- [Problem statement]: Render every entry verbatim.
:: Stored records
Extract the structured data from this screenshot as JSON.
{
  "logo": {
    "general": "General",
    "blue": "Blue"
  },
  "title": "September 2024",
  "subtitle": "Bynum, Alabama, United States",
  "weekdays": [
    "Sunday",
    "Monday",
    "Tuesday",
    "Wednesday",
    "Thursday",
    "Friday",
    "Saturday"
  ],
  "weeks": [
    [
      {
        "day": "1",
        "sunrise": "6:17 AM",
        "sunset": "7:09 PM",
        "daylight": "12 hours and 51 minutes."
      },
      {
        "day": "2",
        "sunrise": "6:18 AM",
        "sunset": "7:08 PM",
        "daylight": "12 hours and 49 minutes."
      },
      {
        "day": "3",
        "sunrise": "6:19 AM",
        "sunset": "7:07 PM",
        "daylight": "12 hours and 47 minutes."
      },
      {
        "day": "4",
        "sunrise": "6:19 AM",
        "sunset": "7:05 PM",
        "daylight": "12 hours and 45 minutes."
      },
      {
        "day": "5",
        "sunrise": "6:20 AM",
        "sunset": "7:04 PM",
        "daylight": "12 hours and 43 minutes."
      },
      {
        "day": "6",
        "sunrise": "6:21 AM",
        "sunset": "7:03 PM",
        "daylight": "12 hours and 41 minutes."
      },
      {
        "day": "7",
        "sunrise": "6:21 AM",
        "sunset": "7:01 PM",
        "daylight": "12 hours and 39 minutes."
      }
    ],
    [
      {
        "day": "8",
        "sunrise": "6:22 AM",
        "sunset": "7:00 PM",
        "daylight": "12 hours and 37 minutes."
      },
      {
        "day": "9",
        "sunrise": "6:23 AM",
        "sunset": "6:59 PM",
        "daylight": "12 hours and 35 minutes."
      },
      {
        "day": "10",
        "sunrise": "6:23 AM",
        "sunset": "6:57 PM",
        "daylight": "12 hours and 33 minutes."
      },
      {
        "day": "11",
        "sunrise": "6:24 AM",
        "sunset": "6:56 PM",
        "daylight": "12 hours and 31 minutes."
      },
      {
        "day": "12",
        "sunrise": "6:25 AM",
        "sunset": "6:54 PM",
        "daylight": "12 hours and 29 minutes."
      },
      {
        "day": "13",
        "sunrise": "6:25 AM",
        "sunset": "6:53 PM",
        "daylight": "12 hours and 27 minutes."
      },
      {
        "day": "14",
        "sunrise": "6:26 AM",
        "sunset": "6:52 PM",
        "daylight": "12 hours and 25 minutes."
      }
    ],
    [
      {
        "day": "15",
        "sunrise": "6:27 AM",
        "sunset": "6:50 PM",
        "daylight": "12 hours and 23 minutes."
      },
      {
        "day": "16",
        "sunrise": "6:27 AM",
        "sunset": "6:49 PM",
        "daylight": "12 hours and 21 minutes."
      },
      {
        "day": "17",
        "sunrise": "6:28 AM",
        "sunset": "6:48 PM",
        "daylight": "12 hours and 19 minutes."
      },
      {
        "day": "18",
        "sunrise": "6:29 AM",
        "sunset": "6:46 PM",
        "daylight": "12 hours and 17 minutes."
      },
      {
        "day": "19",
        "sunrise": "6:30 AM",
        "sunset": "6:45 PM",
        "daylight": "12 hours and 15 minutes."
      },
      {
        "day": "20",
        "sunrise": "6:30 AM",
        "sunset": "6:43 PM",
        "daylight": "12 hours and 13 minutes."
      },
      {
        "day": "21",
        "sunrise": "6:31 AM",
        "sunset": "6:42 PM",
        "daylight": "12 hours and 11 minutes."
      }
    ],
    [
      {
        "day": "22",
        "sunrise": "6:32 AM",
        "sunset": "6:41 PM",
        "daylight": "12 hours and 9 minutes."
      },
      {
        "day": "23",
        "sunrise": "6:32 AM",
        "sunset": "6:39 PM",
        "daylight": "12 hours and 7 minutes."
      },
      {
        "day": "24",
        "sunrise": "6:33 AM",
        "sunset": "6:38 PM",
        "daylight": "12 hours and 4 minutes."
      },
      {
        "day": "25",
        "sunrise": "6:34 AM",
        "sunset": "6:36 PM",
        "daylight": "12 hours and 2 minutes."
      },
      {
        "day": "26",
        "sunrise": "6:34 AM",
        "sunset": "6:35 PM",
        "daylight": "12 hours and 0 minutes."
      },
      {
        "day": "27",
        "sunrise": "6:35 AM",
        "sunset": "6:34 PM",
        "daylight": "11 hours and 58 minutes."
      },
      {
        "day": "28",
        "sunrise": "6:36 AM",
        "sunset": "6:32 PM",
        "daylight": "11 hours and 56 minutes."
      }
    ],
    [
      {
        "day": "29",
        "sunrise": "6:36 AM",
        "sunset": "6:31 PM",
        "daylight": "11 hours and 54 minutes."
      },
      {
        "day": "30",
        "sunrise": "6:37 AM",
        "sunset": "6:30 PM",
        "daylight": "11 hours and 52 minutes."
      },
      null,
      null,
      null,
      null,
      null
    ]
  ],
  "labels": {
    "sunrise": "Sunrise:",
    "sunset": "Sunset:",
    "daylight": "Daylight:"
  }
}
::::
- [Exercise answer]:
Extract the structured data from this screenshot as JSON.
{
  "logo": {
    "general": "General",
    "blue": "Blue"
  },
  "title": "September 2024",
  "subtitle": "Bynum, Alabama, United States",
  "weekdays": [
    "Sunday",
    "Monday",
    "Tuesday",
    "Wednesday",
    "Thursday",
    "Friday",
    "Saturday"
  ],
  "weeks": [
    [
      {
        "day": "1",
        "sunrise": "6:17 AM",
        "sunset": "7:09 PM",
        "daylight": "12 hours and 51 minutes."
      },
      {
        "day": "2",
        "sunrise": "6:18 AM",
        "sunset": "7:08 PM",
        "daylight": "12 hours and 49 minutes."
      },
      {
        "day": "3",
        "sunrise": "6:19 AM",
        "sunset": "7:07 PM",
        "daylight": "12 hours and 47 minutes."
      },
      {
        "day": "4",
        "sunrise": "6:19 AM",
        "sunset": "7:05 PM",
        "daylight": "12 hours and 45 minutes."
      },
      {
        "day": "5",
        "sunrise": "6:20 AM",
        "sunset": "7:04 PM",
        "daylight": "12 hours and 43 minutes."
      },
      {
        "day": "6",
        "sunrise": "6:21 AM",
        "sunset": "7:03 PM",
        "daylight": "12 hours and 41 minutes."
      },
      {
        "day": "7",
        "sunrise": "6:21 AM",
        "sunset": "7:01 PM",
        "daylight": "12 hours and 39 minutes."
      }
    ],
    [
      {
        "day": "8",
        "sunrise": "6:22 AM",
        "sunset": "7:00 PM",
        "daylight": "12 hours and 37 minutes."
      },
      {
        "day": "9",
        "sunrise": "6:23 AM",
        "sunset": "6:59 PM",
        "daylight": "12 hours and 35 minutes."
      },
      {
        "day": "10",
        "sunrise": "6:23 AM",
        "sunset": "6:57 PM",
        "daylight": "12 hours and 33 minutes."
      },
      {
        "day": "11",
        "sunrise": "6:24 AM",
        "sunset": "6:56 PM",
        "daylight": "12 hours and 31 minutes."
      },
      {
        "day": "12",
        "sunrise": "6:25 AM",
        "sunset": "6:54 PM",
        "daylight": "12 hours and 29 minutes."
      },
      {
        "day": "13",
        "sunrise": "6:25 AM",
        "sunset": "6:53 PM",
        "daylight": "12 hours and 27 minutes."
      },
      {
        "day": "14",
        "sunrise": "6:26 AM",
        "sunset": "6:52 PM",
        "daylight": "12 hours and 25 minutes."
      }
    ],
    [
      {
        "day": "15",
        "sunrise": "6:27 AM",
        "sunset": "6:50 PM",
        "daylight": "12 hours and 23 minutes."
      },
      {
        "day": "16",
        "sunrise": "6:27 AM",
        "sunset": "6:49 PM",
        "daylight": "12 hours and 21 minutes."
      },
      {
        "day": "17",
        "sunrise": "6:28 AM",
        "sunset": "6:48 PM",
        "daylight": "12 hours and 19 minutes."
      },
      {
        "day": "18",
        "sunrise": "6:29 AM",
        "sunset": "6:46 PM",
        "daylight": "12 hours and 17 minutes."
      },
      {
        "day": "19",
        "sunrise": "6:30 AM",
        "sunset": "6:45 PM",
        "daylight": "12 hours and 15 minutes."
      },
      {
        "day": "20",
        "sunrise": "6:30 AM",
        "sunset": "6:43 PM",
        "daylight": "12 hours and 13 minutes."
      },
      {
        "day": "21",
        "sunrise": "6:31 AM",
        "sunset": "6:42 PM",
        "daylight": "12 hours and 11 minutes."
      }
    ],
    [
      {
        "day": "22",
        "sunrise": "6:32 AM",
        "sunset": "6:41 PM",
        "daylight": "12 hours and 9 minutes."
      },
      {
        "day": "23",
        "sunrise": "6:32 AM",
        "sunset": "6:39 PM",
        "daylight": "12 hours and 7 minutes."
      },
      {
        "day": "24",
        "sunrise": "6:33 AM",
        "sunset": "6:38 PM",
        "daylight": "12 hours and 4 minutes."
      },
      {
        "day": "25",
        "sunrise": "6:34 AM",
        "sunset": "6:36 PM",
        "daylight": "12 hours and 2 minutes."
      },
      {
        "day": "26",
        "sunrise": "6:34 AM",
        "sunset": "6:35 PM",
        "daylight": "12 hours and 0 minutes."
      },
      {
        "day": "27",
        "sunrise": "6:35 AM",
        "sunset": "6:34 PM",
        "daylight": "11 hours and 58 minutes."
      },
      {
        "day": "28",
        "sunrise": "6:36 AM",
        "sunset": "6:32 PM",
        "daylight": "11 hours and 56 minutes."
      }
    ],
    [
      {
        "day": "29",
        "sunrise": "6:36 AM",
        "sunset": "6:31 PM",
        "daylight": "11 hours and 54 minutes."
      },
      {
        "day": "30",
        "sunrise": "6:37 AM",
        "sunset": "6:30 PM",
        "daylight": "11 hours and 52 minutes."
      },
      null,
      null,
      null,
      null,
      null
    ]
  ],
  "labels": {
    "sunrise": "Sunrise:",
    "sunset": "Sunset:",
    "daylight": "Daylight:"
  }
}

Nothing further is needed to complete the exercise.